» Task description:
Repeat every line of the data exactly, but not the pictures.

## START Supplied records

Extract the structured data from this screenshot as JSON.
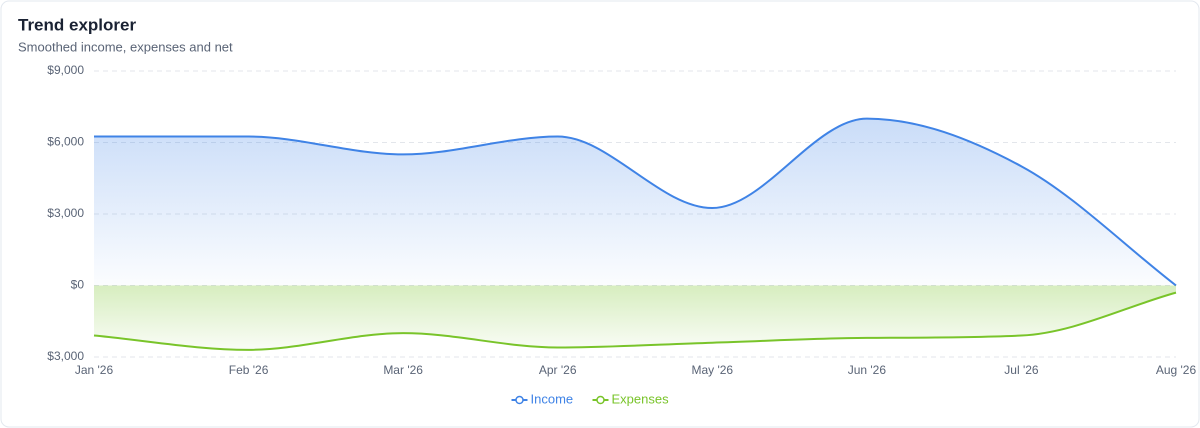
{
  "chart_data": {
    "type": "area-line",
    "title": "Trend explorer",
    "subtitle": "Smoothed income, expenses and net",
    "categories": [
      "Jan '26",
      "Feb '26",
      "Mar '26",
      "Apr '26",
      "May '26",
      "Jun '26",
      "Jul '26",
      "Aug '26"
    ],
    "series": [
      {
        "name": "Income",
        "color": "#3f83e6",
        "values": [
          6250,
          6250,
          5500,
          6250,
          3250,
          7000,
          5000,
          0
        ]
      },
      {
        "name": "Expenses",
        "color": "#79c42a",
        "values": [
          -2100,
          -2700,
          -2000,
          -2600,
          -2400,
          -2200,
          -2100,
          -300
        ]
      }
    ],
    "ylim": [
      -3000,
      9000
    ],
    "yticks": [
      {
        "value": -3000,
        "label": "$3,000"
      },
      {
        "value": 0,
        "label": "$0"
      },
      {
        "value": 3000,
        "label": "$3,000"
      },
      {
        "value": 6000,
        "label": "$6,000"
      },
      {
        "value": 9000,
        "label": "$9,000"
      }
    ],
    "grid": true,
    "legend": "bottom"
  }
}
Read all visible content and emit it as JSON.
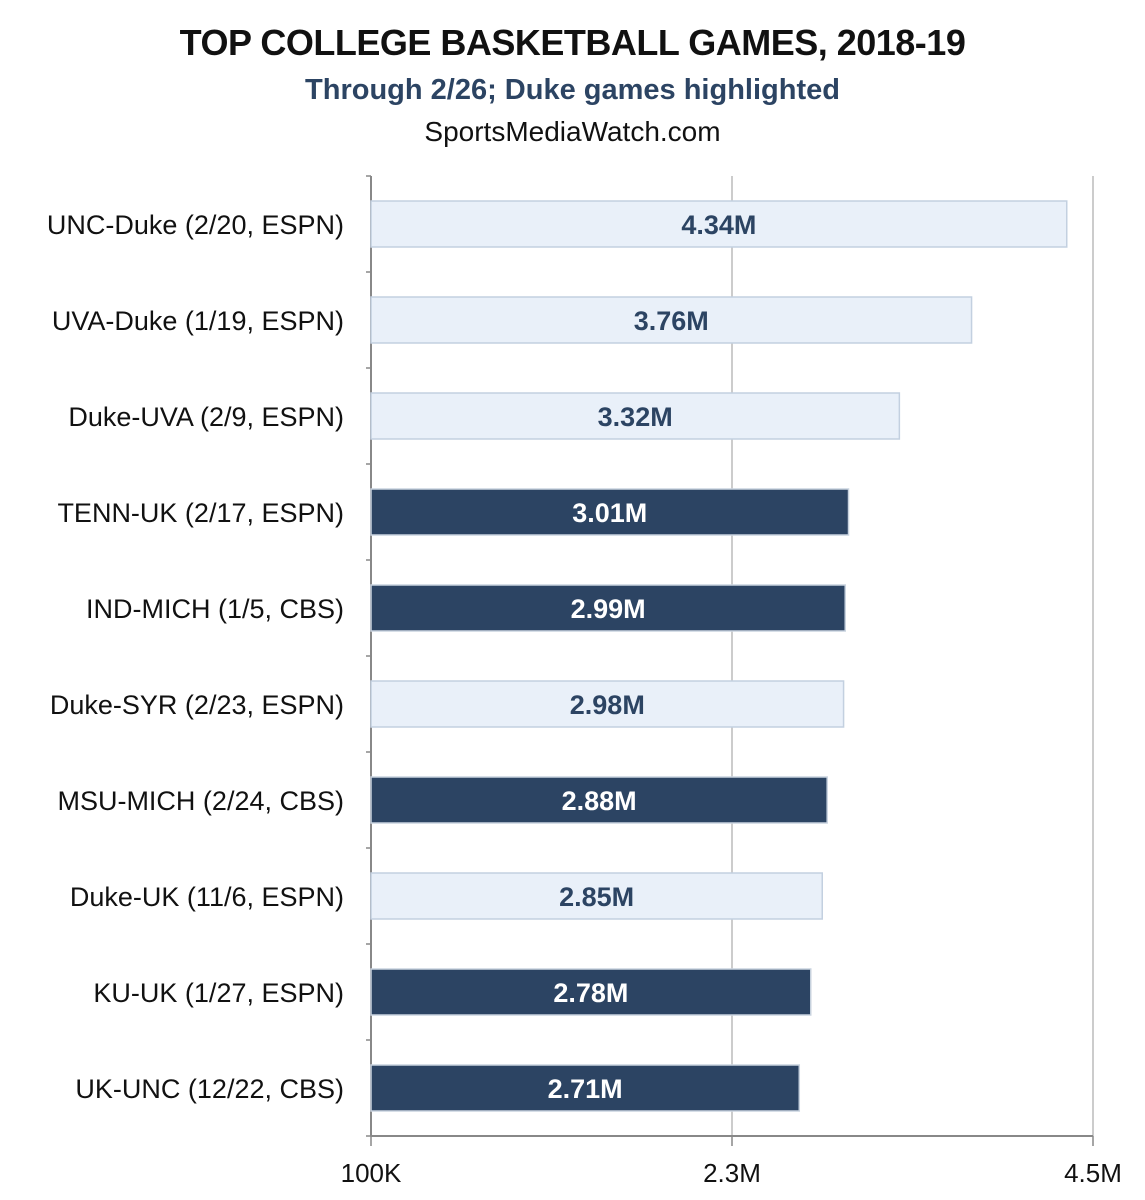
{
  "header": {
    "title": "TOP COLLEGE BASKETBALL GAMES, 2018-19",
    "subtitle": "Through 2/26; Duke games highlighted",
    "source": "SportsMediaWatch.com"
  },
  "colors": {
    "highlight_fill": "#e9f0f9",
    "highlight_stroke": "#c3d0e0",
    "highlight_text": "#2c4463",
    "normal_fill": "#2c4463",
    "normal_text": "#ffffff",
    "axis": "#888888",
    "grid": "#bbbbbb"
  },
  "chart_data": {
    "type": "bar",
    "orientation": "horizontal",
    "title": "TOP COLLEGE BASKETBALL GAMES, 2018-19",
    "subtitle": "Through 2/26; Duke games highlighted",
    "xlabel": "",
    "ylabel": "",
    "xlim": [
      100000,
      4500000
    ],
    "grid": true,
    "x_ticks": [
      {
        "value": 100000,
        "label": "100K"
      },
      {
        "value": 2300000,
        "label": "2.3M"
      },
      {
        "value": 4500000,
        "label": "4.5M"
      }
    ],
    "categories": [
      "UNC-Duke (2/20, ESPN)",
      "UVA-Duke (1/19, ESPN)",
      "Duke-UVA (2/9, ESPN)",
      "TENN-UK (2/17, ESPN)",
      "IND-MICH (1/5, CBS)",
      "Duke-SYR (2/23, ESPN)",
      "MSU-MICH (2/24, CBS)",
      "Duke-UK (11/6, ESPN)",
      "KU-UK (1/27, ESPN)",
      "UK-UNC (12/22, CBS)"
    ],
    "values": [
      4340000,
      3760000,
      3320000,
      3010000,
      2990000,
      2980000,
      2880000,
      2850000,
      2780000,
      2710000
    ],
    "value_labels": [
      "4.34M",
      "3.76M",
      "3.32M",
      "3.01M",
      "2.99M",
      "2.98M",
      "2.88M",
      "2.85M",
      "2.78M",
      "2.71M"
    ],
    "duke_game": [
      true,
      true,
      true,
      false,
      false,
      true,
      false,
      true,
      false,
      false
    ]
  }
}
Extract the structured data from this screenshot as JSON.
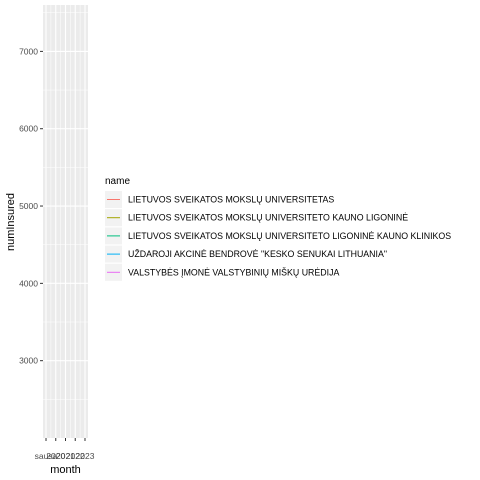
{
  "chart_data": {
    "type": "line",
    "title": "",
    "xlabel": "month",
    "ylabel": "numInsured",
    "ylim": [
      2000,
      7600
    ],
    "y_ticks": [
      3000,
      4000,
      5000,
      6000,
      7000
    ],
    "x_tick_labels": [
      "sausa",
      "2020",
      "2021",
      "2022",
      "2023"
    ],
    "grid": true,
    "legend_position": "right",
    "legend_title": "name",
    "series": [
      {
        "name": "LIETUVOS SVEIKATOS MOKSLŲ UNIVERSITETAS",
        "color": "#F8766D",
        "values": []
      },
      {
        "name": "LIETUVOS SVEIKATOS MOKSLŲ UNIVERSITETO KAUNO LIGONINĖ",
        "color": "#A3A500",
        "values": []
      },
      {
        "name": "LIETUVOS SVEIKATOS MOKSLŲ UNIVERSITETO LIGONINĖ KAUNO KLINIKOS",
        "color": "#00BF7D",
        "values": []
      },
      {
        "name": "UŽDAROJI AKCINĖ BENDROVĖ \"KESKO SENUKAI LITHUANIA\"",
        "color": "#00B0F6",
        "values": []
      },
      {
        "name": "VALSTYBĖS ĮMONĖ VALSTYBINIŲ MIŠKŲ URĖDIJA",
        "color": "#E76BF3",
        "values": []
      }
    ]
  }
}
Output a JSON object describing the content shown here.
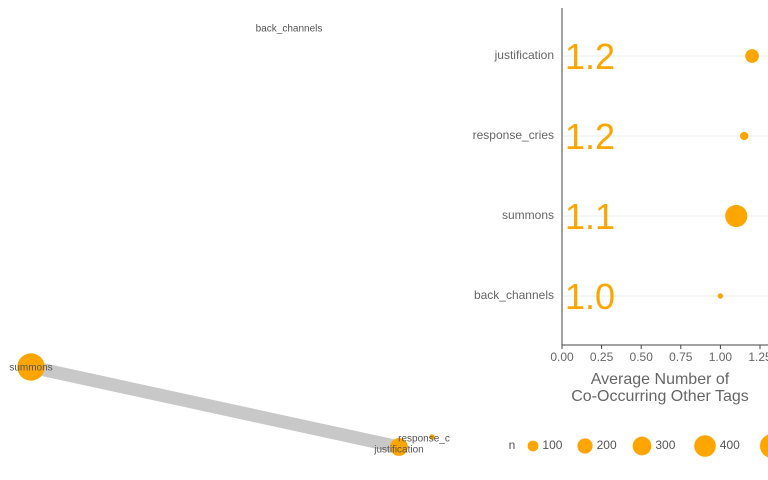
{
  "colors": {
    "point": "#ffa500",
    "edge": "#c8c8c8",
    "grid": "#ebebeb",
    "axis": "#444444",
    "text": "#666666"
  },
  "network": {
    "nodes": [
      {
        "name": "back_channels",
        "label": "back_channels",
        "n": 0
      },
      {
        "name": "summons",
        "label": "summons",
        "n": 260
      },
      {
        "name": "justification",
        "label": "justification",
        "n": 110
      },
      {
        "name": "response_cries",
        "label": "response_c",
        "n": 10
      }
    ],
    "edges": [
      {
        "from": "summons",
        "to": "justification"
      }
    ]
  },
  "chart_data": {
    "type": "scatter",
    "categories": [
      "justification",
      "response_cries",
      "summons",
      "back_channels"
    ],
    "values": [
      1.2,
      1.15,
      1.1,
      1.0
    ],
    "value_labels": [
      "1.2",
      "1.2",
      "1.1",
      "1.0"
    ],
    "sizes": [
      160,
      60,
      420,
      25
    ],
    "xlabel": "Average Number of\nCo-Occurring Other Tags",
    "xlim": [
      0,
      1.25
    ],
    "xticks": [
      "0.00",
      "0.25",
      "0.50",
      "0.75",
      "1.00",
      "1.25"
    ],
    "grid": true,
    "legend": {
      "title": "n",
      "position": "bottom",
      "entries": [
        {
          "label": "100",
          "value": 100
        },
        {
          "label": "200",
          "value": 200
        },
        {
          "label": "300",
          "value": 300
        },
        {
          "label": "400",
          "value": 400
        }
      ]
    }
  }
}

## END Supplied records

» Reply to the task:
Extract the structured data from this screenshot as JSON.
{
  "chart_data": {
    "type": "area-line",
    "title": "Trend explorer",
    "subtitle": "Smoothed income, expenses and net",
    "categories": [
      "Jan '26",
      "Feb '26",
      "Mar '26",
      "Apr '26",
      "May '26",
      "Jun '26",
      "Jul '26",
      "Aug '26"
    ],
    "series": [
      {
        "name": "Income",
        "color": "#3f83e6",
        "values": [
          6250,
          6250,
          5500,
          6250,
          3250,
          7000,
          5000,
          0
        ]
      },
      {
        "name": "Expenses",
        "color": "#79c42a",
        "values": [
          -2100,
          -2700,
          -2000,
          -2600,
          -2400,
          -2200,
          -2100,
          -300
        ]
      }
    ],
    "ylim": [
      -3000,
      9000
    ],
    "yticks": [
      {
        "value": -3000,
        "label": "$3,000"
      },
      {
        "value": 0,
        "label": "$0"
      },
      {
        "value": 3000,
        "label": "$3,000"
      },
      {
        "value": 6000,
        "label": "$6,000"
      },
      {
        "value": 9000,
        "label": "$9,000"
      }
    ],
    "grid": true,
    "legend": "bottom"
  }
}
Read all visible content and emit it as JSON.
{
  "header": {
    "title": "TOP COLLEGE BASKETBALL GAMES, 2018-19",
    "subtitle": "Through 2/26; Duke games highlighted",
    "source": "SportsMediaWatch.com"
  },
  "colors": {
    "highlight_fill": "#e9f0f9",
    "highlight_stroke": "#c3d0e0",
    "highlight_text": "#2c4463",
    "normal_fill": "#2c4463",
    "normal_text": "#ffffff",
    "axis": "#888888",
    "grid": "#bbbbbb"
  },
  "chart_data": {
    "type": "bar",
    "orientation": "horizontal",
    "title": "TOP COLLEGE BASKETBALL GAMES, 2018-19",
    "subtitle": "Through 2/26; Duke games highlighted",
    "xlabel": "",
    "ylabel": "",
    "xlim": [
      100000,
      4500000
    ],
    "grid": true,
    "x_ticks": [
      {
        "value": 100000,
        "label": "100K"
      },
      {
        "value": 2300000,
        "label": "2.3M"
      },
      {
        "value": 4500000,
        "label": "4.5M"
      }
    ],
    "categories": [
      "UNC-Duke (2/20, ESPN)",
      "UVA-Duke (1/19, ESPN)",
      "Duke-UVA (2/9, ESPN)",
      "TENN-UK (2/17, ESPN)",
      "IND-MICH (1/5, CBS)",
      "Duke-SYR (2/23, ESPN)",
      "MSU-MICH (2/24, CBS)",
      "Duke-UK (11/6, ESPN)",
      "KU-UK (1/27, ESPN)",
      "UK-UNC (12/22, CBS)"
    ],
    "values": [
      4340000,
      3760000,
      3320000,
      3010000,
      2990000,
      2980000,
      2880000,
      2850000,
      2780000,
      2710000
    ],
    "value_labels": [
      "4.34M",
      "3.76M",
      "3.32M",
      "3.01M",
      "2.99M",
      "2.98M",
      "2.88M",
      "2.85M",
      "2.78M",
      "2.71M"
    ],
    "duke_game": [
      true,
      true,
      true,
      false,
      false,
      true,
      false,
      true,
      false,
      false
    ]
  }
}
Extract the structured data from this screenshot as JSON.
{
  "chart_data": {
    "type": "line",
    "title": "",
    "xlabel": "month",
    "ylabel": "numInsured",
    "ylim": [
      2000,
      7600
    ],
    "y_ticks": [
      3000,
      4000,
      5000,
      6000,
      7000
    ],
    "x_tick_labels": [
      "sausa",
      "2020",
      "2021",
      "2022",
      "2023"
    ],
    "grid": true,
    "legend_position": "right",
    "legend_title": "name",
    "series": [
      {
        "name": "LIETUVOS SVEIKATOS MOKSLŲ UNIVERSITETAS",
        "color": "#F8766D",
        "values": []
      },
      {
        "name": "LIETUVOS SVEIKATOS MOKSLŲ UNIVERSITETO KAUNO LIGONINĖ",
        "color": "#A3A500",
        "values": []
      },
      {
        "name": "LIETUVOS SVEIKATOS MOKSLŲ UNIVERSITETO LIGONINĖ KAUNO KLINIKOS",
        "color": "#00BF7D",
        "values": []
      },
      {
        "name": "UŽDAROJI AKCINĖ BENDROVĖ \"KESKO SENUKAI LITHUANIA\"",
        "color": "#00B0F6",
        "values": []
      },
      {
        "name": "VALSTYBĖS ĮMONĖ VALSTYBINIŲ MIŠKŲ URĖDIJA",
        "color": "#E76BF3",
        "values": []
      }
    ]
  }
}
Output a JSON object describing the content shown here.
{
  "colors": {
    "point": "#ffa500",
    "edge": "#c8c8c8",
    "grid": "#ebebeb",
    "axis": "#444444",
    "text": "#666666"
  },
  "network": {
    "nodes": [
      {
        "name": "back_channels",
        "label": "back_channels",
        "n": 0
      },
      {
        "name": "summons",
        "label": "summons",
        "n": 260
      },
      {
        "name": "justification",
        "label": "justification",
        "n": 110
      },
      {
        "name": "response_cries",
        "label": "response_c",
        "n": 10
      }
    ],
    "edges": [
      {
        "from": "summons",
        "to": "justification"
      }
    ]
  },
  "chart_data": {
    "type": "scatter",
    "categories": [
      "justification",
      "response_cries",
      "summons",
      "back_channels"
    ],
    "values": [
      1.2,
      1.15,
      1.1,
      1.0
    ],
    "value_labels": [
      "1.2",
      "1.2",
      "1.1",
      "1.0"
    ],
    "sizes": [
      160,
      60,
      420,
      25
    ],
    "xlabel": "Average Number of\nCo-Occurring Other Tags",
    "xlim": [
      0,
      1.25
    ],
    "xticks": [
      "0.00",
      "0.25",
      "0.50",
      "0.75",
      "1.00",
      "1.25"
    ],
    "grid": true,
    "legend": {
      "title": "n",
      "position": "bottom",
      "entries": [
        {
          "label": "100",
          "value": 100
        },
        {
          "label": "200",
          "value": 200
        },
        {
          "label": "300",
          "value": 300
        },
        {
          "label": "400",
          "value": 400
        }
      ]
    }
  }
}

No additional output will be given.